** start Selection **
II. Import Dataset Schema

  1. For the next pipeline, you'll be working with the specific data in the CSV files that you've created. To do that effectively, you will need the data schema.

  2. Select the Yellowcab_CSV_Data dataset under Factory Resources ->\ Datasets, and click the Schema tab.


  3. Click Import schema and select From files with '*.csv'.


  4. Verify the parameter settings in the panel/blade that opens, and click OK.


  5. You should now see the columns and data types as shown below. If you recall, we designated all of the columns as strings in a prior step.


  6. You can now use this schema in the data flow you'll create in the next section.

III. Working with Data Flows

Though the names might differ slightly, your final dataflow will look something like this:


Let's walk through this process one step at a time.

  1. Create a new pipeline under Factory Resources. As a reminder, you can do this in one of two ways:

    1. Click the + sign to open the Add new resource menu and select Pipeline.
    2. Click the ... ellipsis next to Pipelines and select New pipeline.
  2. Name your new pipeline "nyctaxiyellow_dataflow_pl"

  3. As before, click on the Move & transform category under Activities.

  4. This time, drag and drop the Data flow activity onto the canvas.

  5. A panel/blade called Adding data flow will open automatically.


  6. Select Create a new data flow.

  7. Select Mapping Data Flow and click OK. To learn about the two different types of data flows, visit the overviews linked below in the Resources section.

  8. You will automatically be taken to the data flow canvas, with a prompt to enter your first data source.


  9. Give your dataflow a descriptive name like "nyctaxi_yellow_df" and close the Properties tab.

  10. Click on the Add Source box, and you'll see a quick walkthrough that explains how data flows work.


  11. The three data sources you'll be using in this data flow are:

    1. the CSV output from the prior data flow
    2. payments lookup data
    3. zone lookup data
  12. Configure your first data source to look like the screenshot below:

    1. Output stream name: YellowTrip
    2. Source type: Dataset
    3. Dataset: Yellowcab_CSV_Data


  13. Click on the Projection tab. You will see the data schema imported in the prior section. Here, you can modify the data types. Specify the following data types:


  1. You can then click the Data preview tab to preview your data.
** end Selection **
=== What is needed ===
Pick up the data flow tutorial above where it stops, and write the next steps.
** start Available data **
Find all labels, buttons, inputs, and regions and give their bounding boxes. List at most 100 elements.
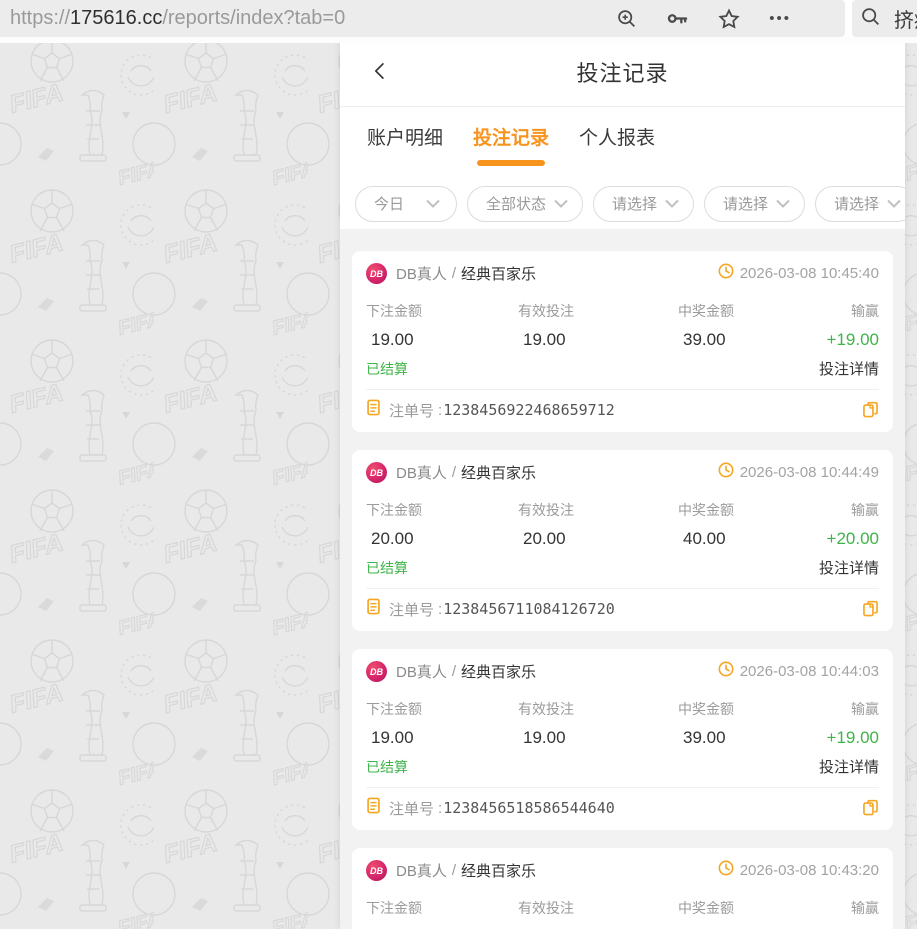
** end Available data **
=== The result ===
  2. Now that you've configured the source, you're ready to work with your data. Click the small + sign at the bottom right of your datasource on the canvas. You will see a list of transformation options.


  1. Select Derived Column. Each transformation will have its own settings and configuration options.

    1. Give your Output stream name a name, such as "DerivedColumns."
    2. The Incoming stream will auto-populate with the name of the source you specified above.


  2. Under Columns, add the following columns and expressions, clicking + Add column after each one.

    Column Expression
    Vendor_abbreviation iif(vendor_id==1,'CMT',iif(vendor_id==2,'VTS','DDS'))
    Vendor_description iif(vendor_id==1,'Creative Mobile Technologies, LLC',iif(vendor_id==2,'Verifone Inc.','Digital Dispatch Systems'))
    Pickup_datetime toTimestamp(pickup_datetime,'yyyy-MM-dd HH:mm:ss','EST')
    Dropoff_datetime toTimestamp(dropoff_datetime,'yyyy-MM-dd HH:mm:ss','EST')
    Rate_code_description iif(rate_code_id==1, 'Standard Rate',iif(rate_code_id==2,'JFK',iif(rate_code_id==3,'Newark',iif(rate_code_id==4,'Nassau or Westchester',iif(rate_code_id==5,'Negotiated fare',iif(rate_code_id==6,'Group ride','Unknown'))))))
    Pickup_year year(toTimestamp(pickup_datetime,'yyyy-MM-dd HH:mm:ss','EST'))
    Pickup_month month(toTimestamp(pickup_datetime,'yyyy-MM-dd HH:mm:ss','EST'))
    Pickup_day dayOfMonth(toTimestamp(pickup_datetime,'yyyy-MM-dd HH:mm:ss','EST'))
    Pickup_hour hour(toTimestamp(pickup_datetime,'yyyy-MM-dd HH:mm:ss','EST'))
    Dropoff_year year(toTimestamp(dropoff_datetime,'yyyy-MM-dd HH:mm:ss','EST'))
    Dropoff_month month(toTimestamp(dropoff_datetime,'yyyy-MM-dd HH:mm:ss','EST'))
    Dropoff_day dayOfMonth(toTimestamp(dropoff_datetime,'yyyy-MM-dd HH:mm:ss','EST'))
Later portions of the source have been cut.